#### Your goal
Pick every line with "this" from the material below.

#### Material for the task
+++

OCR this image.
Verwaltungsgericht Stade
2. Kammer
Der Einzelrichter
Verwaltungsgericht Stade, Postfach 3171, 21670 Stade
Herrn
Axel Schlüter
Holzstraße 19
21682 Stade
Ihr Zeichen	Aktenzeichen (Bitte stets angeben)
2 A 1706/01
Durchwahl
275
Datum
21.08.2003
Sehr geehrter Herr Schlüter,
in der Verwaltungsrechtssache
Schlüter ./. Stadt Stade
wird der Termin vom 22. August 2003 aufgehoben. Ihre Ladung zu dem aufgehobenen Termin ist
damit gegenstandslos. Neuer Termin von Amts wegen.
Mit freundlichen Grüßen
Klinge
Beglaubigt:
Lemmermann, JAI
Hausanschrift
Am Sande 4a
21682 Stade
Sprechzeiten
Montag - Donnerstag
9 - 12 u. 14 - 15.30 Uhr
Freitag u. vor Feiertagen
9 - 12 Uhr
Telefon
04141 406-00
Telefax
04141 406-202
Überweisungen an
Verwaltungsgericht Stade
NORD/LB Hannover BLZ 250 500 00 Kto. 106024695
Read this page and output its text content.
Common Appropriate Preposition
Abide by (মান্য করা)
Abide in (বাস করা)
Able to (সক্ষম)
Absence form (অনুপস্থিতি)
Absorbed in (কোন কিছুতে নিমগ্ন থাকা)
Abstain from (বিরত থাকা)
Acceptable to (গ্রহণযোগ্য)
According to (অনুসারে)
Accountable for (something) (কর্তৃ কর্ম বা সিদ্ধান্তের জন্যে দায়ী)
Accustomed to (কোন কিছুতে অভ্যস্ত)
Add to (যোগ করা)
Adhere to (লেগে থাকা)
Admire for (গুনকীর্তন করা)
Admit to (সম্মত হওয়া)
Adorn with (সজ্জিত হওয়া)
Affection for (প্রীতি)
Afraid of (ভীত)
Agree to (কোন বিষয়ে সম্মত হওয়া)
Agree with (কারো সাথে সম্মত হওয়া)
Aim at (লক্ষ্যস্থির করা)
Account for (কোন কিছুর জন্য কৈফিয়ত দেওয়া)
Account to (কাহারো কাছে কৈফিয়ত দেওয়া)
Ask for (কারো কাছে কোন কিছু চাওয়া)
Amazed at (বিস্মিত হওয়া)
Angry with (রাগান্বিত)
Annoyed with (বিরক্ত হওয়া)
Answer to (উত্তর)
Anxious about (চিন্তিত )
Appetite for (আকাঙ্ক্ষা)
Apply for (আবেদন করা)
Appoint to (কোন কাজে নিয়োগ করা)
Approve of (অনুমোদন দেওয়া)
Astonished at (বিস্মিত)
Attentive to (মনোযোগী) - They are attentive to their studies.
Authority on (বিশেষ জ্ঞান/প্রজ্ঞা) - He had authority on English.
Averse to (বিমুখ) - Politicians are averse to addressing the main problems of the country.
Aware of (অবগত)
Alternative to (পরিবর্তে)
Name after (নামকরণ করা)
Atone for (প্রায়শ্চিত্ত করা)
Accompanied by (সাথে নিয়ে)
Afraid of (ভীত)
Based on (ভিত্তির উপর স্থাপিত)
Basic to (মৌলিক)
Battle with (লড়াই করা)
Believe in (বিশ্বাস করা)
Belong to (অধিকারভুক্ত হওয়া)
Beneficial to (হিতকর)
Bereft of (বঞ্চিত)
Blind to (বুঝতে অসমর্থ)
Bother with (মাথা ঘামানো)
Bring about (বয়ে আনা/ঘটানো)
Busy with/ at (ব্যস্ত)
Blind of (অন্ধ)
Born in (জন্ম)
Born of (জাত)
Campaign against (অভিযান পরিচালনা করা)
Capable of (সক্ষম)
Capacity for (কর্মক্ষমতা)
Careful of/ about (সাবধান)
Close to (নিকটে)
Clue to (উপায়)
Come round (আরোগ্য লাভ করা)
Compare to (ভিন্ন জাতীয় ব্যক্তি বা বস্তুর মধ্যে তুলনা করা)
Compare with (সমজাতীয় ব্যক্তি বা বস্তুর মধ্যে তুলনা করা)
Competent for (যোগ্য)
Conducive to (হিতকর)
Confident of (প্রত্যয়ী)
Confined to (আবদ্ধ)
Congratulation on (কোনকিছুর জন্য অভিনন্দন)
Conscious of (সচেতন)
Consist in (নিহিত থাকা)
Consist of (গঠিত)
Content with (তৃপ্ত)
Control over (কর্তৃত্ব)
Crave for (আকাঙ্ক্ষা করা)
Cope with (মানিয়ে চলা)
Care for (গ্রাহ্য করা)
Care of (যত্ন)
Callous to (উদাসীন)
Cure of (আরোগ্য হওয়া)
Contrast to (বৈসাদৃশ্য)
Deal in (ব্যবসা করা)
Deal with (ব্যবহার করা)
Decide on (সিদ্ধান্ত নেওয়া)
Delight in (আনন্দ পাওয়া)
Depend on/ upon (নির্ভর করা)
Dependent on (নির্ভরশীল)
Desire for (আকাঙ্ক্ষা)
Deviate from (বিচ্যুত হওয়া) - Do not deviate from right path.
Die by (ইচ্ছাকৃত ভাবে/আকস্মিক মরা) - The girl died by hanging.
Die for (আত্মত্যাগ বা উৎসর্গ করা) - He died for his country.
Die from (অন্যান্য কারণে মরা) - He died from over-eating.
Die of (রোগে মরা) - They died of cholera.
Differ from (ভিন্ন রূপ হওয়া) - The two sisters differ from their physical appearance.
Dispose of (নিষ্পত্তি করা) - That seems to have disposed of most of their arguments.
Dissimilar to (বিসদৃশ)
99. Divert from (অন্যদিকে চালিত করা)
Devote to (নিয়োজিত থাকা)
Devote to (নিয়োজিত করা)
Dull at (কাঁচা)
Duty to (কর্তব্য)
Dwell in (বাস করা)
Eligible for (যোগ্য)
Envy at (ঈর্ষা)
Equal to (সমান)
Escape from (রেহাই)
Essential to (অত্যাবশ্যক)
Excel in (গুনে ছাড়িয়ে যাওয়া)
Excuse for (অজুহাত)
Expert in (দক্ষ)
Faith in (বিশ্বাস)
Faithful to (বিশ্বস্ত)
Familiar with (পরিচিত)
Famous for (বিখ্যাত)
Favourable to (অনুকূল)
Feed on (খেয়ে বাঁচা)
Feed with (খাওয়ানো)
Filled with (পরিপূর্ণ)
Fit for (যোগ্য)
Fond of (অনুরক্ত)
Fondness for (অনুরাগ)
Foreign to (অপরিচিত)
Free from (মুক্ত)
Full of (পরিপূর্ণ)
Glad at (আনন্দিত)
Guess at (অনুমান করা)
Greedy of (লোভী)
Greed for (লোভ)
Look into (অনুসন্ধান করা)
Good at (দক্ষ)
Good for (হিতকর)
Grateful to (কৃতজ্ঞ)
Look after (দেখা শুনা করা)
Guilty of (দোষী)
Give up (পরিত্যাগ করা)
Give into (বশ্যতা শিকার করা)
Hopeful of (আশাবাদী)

+++

#### Complete output
OCR this image.
Read this page and output its text content.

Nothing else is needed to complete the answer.